━━━ Record list ━━━

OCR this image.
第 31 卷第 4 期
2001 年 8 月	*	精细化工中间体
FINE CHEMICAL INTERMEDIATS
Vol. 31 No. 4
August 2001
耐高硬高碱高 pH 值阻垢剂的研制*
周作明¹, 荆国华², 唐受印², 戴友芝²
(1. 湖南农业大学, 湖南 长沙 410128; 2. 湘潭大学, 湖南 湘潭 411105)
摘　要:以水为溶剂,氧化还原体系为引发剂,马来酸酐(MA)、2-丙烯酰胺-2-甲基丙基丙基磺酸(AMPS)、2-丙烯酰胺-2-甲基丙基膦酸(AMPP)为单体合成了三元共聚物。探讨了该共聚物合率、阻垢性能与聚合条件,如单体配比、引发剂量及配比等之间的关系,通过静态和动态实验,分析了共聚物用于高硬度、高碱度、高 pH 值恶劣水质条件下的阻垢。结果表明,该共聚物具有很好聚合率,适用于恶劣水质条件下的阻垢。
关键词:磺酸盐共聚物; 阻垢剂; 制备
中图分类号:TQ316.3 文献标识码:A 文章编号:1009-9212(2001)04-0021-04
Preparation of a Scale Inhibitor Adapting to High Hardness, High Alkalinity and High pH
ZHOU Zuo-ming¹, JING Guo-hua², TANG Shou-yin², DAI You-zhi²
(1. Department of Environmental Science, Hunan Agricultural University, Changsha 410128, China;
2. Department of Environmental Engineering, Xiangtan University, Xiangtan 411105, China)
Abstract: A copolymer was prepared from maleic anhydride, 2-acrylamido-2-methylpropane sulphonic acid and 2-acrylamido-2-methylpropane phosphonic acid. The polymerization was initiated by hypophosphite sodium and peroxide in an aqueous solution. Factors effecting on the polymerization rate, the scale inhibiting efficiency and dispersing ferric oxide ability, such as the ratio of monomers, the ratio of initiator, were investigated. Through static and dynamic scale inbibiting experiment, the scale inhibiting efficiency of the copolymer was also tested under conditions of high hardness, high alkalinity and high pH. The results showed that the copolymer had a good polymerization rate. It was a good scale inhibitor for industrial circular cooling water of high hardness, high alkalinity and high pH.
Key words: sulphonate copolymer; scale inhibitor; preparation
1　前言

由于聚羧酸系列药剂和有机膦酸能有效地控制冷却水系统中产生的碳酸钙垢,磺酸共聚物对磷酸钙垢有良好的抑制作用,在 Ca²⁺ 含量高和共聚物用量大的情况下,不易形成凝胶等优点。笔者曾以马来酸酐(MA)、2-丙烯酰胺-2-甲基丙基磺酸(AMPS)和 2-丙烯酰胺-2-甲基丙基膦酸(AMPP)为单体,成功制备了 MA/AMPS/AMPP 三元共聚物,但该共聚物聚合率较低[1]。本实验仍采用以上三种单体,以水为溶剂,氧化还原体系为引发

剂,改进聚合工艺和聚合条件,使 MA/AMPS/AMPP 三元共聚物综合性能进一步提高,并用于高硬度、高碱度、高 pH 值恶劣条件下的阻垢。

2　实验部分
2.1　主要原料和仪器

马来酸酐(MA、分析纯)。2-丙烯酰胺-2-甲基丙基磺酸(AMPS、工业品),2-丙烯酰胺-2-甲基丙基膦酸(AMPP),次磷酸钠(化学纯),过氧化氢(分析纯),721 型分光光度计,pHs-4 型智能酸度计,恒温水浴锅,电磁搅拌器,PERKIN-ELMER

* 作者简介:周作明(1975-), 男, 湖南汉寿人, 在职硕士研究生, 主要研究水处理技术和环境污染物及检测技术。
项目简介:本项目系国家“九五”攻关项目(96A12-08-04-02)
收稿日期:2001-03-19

━━━

**Do this**
Copy each line of the listing that includes "Environmental".

**Result for this task**
(1. Department of Environmental Science, Hunan Agricultural University, Changsha 410128, China;
2. Department of Environmental Engineering, Xiangtan University, Xiangtan 411105, China)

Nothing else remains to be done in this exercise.